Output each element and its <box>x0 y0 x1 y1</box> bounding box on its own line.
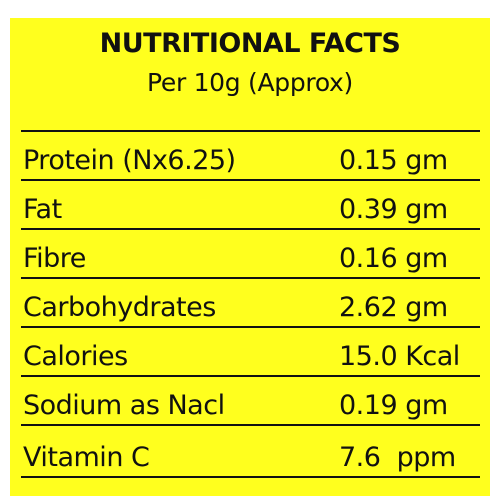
facts-table: Protein (Nx6.25) 0.15 gm Fat 0.39 gm Fib… <box>21 130 480 478</box>
nutrient-amount: 2.62 gm <box>339 292 448 323</box>
nutrient-amount: 0.39 gm <box>339 194 448 225</box>
table-row: Fat 0.39 gm <box>21 181 480 230</box>
panel-subtitle: Per 10g (Approx) <box>146 68 353 97</box>
nutrient-label: Sodium as Nacl <box>23 390 225 421</box>
nutrient-amount: 15.0 Kcal <box>339 341 460 372</box>
nutrient-label: Vitamin C <box>23 442 150 473</box>
nutrient-label: Fat <box>23 194 62 225</box>
nutrient-amount: 0.16 gm <box>339 243 448 274</box>
nutrient-amount: 7.6 ppm <box>339 442 456 473</box>
nutrient-amount: 0.19 gm <box>339 390 448 421</box>
table-row: Fibre 0.16 gm <box>21 230 480 279</box>
table-row: Vitamin C 7.6 ppm <box>21 426 480 478</box>
nutrition-facts-panel: NUTRITIONAL FACTS Per 10g (Approx) Prote… <box>10 18 490 496</box>
nutrient-label: Protein (Nx6.25) <box>23 145 236 176</box>
table-row: Calories 15.0 Kcal <box>21 328 480 377</box>
table-row: Protein (Nx6.25) 0.15 gm <box>21 132 480 181</box>
nutrient-label: Carbohydrates <box>23 292 216 323</box>
nutrient-label: Calories <box>23 341 128 372</box>
table-row: Sodium as Nacl 0.19 gm <box>21 377 480 426</box>
nutrient-amount: 0.15 gm <box>339 145 448 176</box>
nutrient-label: Fibre <box>23 243 86 274</box>
panel-title: NUTRITIONAL FACTS <box>99 28 401 59</box>
table-row: Carbohydrates 2.62 gm <box>21 279 480 328</box>
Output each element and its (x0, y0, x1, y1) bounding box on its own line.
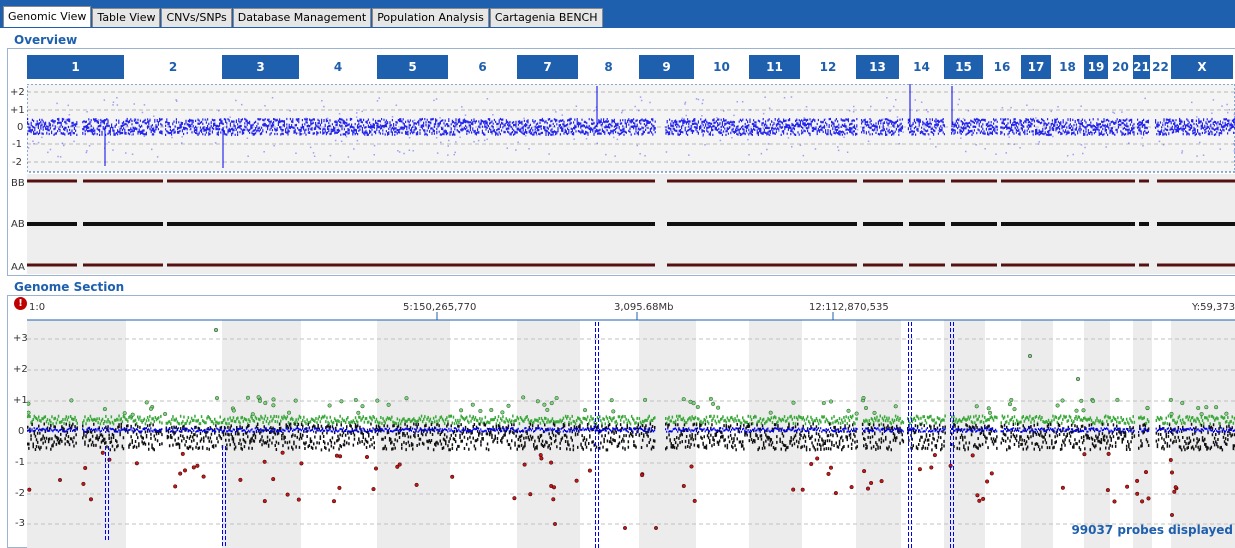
chromosome-1[interactable]: 1 (27, 55, 124, 79)
tab-database-management[interactable]: Database Management (232, 8, 372, 27)
chromosome-17[interactable]: 17 (1021, 55, 1051, 79)
section-ytick-zero: 0 (18, 426, 25, 437)
tab-cnvs-snps[interactable]: CNVs/SNPs (161, 8, 232, 27)
chromosome-14[interactable]: 14 (901, 55, 942, 79)
overview-ytick-minus2: -2 (12, 157, 22, 168)
chromosome-10[interactable]: 10 (696, 55, 747, 79)
chromosome-2[interactable]: 2 (126, 55, 220, 79)
section-ytick-minus3: -3 (15, 518, 25, 529)
chromosome-19[interactable]: 19 (1084, 55, 1108, 79)
tab-cartagenia-bench[interactable]: Cartagenia BENCH (489, 8, 603, 27)
tab-strip: Genomic View Table View CNVs/SNPs Databa… (3, 6, 604, 28)
chromosome-4[interactable]: 4 (301, 55, 375, 79)
warning-icon[interactable]: ! (14, 297, 27, 310)
overview-frame (7, 48, 1235, 276)
tab-population-analysis[interactable]: Population Analysis (372, 8, 489, 27)
chromosome-x[interactable]: X (1171, 55, 1233, 79)
overview-ytick-plus1: +1 (10, 105, 25, 116)
section-ytick-plus1: +1 (13, 395, 28, 406)
chromosome-15[interactable]: 15 (944, 55, 983, 79)
tab-table-view[interactable]: Table View (92, 8, 161, 27)
chromosome-22[interactable]: 22 (1152, 55, 1169, 79)
baf-label-bb: BB (11, 178, 25, 189)
section-ytick-plus3: +3 (13, 333, 28, 344)
baf-label-ab: AB (11, 219, 25, 230)
axis-label-chr5: 5:150,265,770 (403, 302, 477, 313)
baf-label-aa: AA (11, 262, 25, 273)
chromosome-12[interactable]: 12 (802, 55, 854, 79)
chromosome-8[interactable]: 8 (580, 55, 637, 79)
axis-label-center: 3,095.68Mb (614, 302, 674, 313)
chromosome-9[interactable]: 9 (639, 55, 694, 79)
chromosome-18[interactable]: 18 (1053, 55, 1082, 79)
probe-count-status: 99037 probes displayed (1071, 523, 1233, 537)
section-ytick-minus2: -2 (15, 488, 25, 499)
chromosome-3[interactable]: 3 (222, 55, 299, 79)
chromosome-7[interactable]: 7 (517, 55, 578, 79)
chromosome-6[interactable]: 6 (450, 55, 515, 79)
tab-genomic-view[interactable]: Genomic View (3, 6, 92, 27)
axis-label-chr12: 12:112,870,535 (809, 302, 889, 313)
overview-ytick-plus2: +2 (10, 87, 25, 98)
overview-ytick-zero: 0 (17, 122, 24, 133)
overview-ytick-minus1: -1 (12, 139, 22, 150)
section-ytick-plus2: +2 (13, 364, 28, 375)
chromosome-20[interactable]: 20 (1110, 55, 1131, 79)
chromosome-11[interactable]: 11 (749, 55, 800, 79)
chromosome-16[interactable]: 16 (985, 55, 1019, 79)
chromosome-21[interactable]: 21 (1133, 55, 1150, 79)
axis-label-start: 1:0 (29, 302, 46, 313)
genome-section-title: Genome Section (14, 280, 125, 294)
overview-plot[interactable] (27, 84, 1235, 274)
axis-label-end: Y:59,373 (1192, 302, 1235, 313)
genome-section-plot[interactable] (27, 312, 1235, 548)
chromosome-5[interactable]: 5 (377, 55, 448, 79)
overview-title: Overview (14, 33, 78, 47)
chromosome-13[interactable]: 13 (856, 55, 899, 79)
tab-bar: Genomic View Table View CNVs/SNPs Databa… (0, 0, 1235, 28)
section-ytick-minus1: -1 (15, 457, 25, 468)
chromosome-ideogram-bar: 1 2 3 4 5 6 7 8 9 10 11 12 13 14 15 16 17 18 19 20 21 22 X (27, 55, 1235, 79)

* ASSIGNMENT *
Wherever the string "NUTRITIONAL" appears in the data above, copy the line it sits in.

* SOLUTION FOR THIS EXERCISE *
nutrition-facts-panel: NUTRITIONAL FACTS Per 10g (Approx) Prote… <box>10 18 490 496</box>
panel-title: NUTRITIONAL FACTS <box>99 28 401 59</box>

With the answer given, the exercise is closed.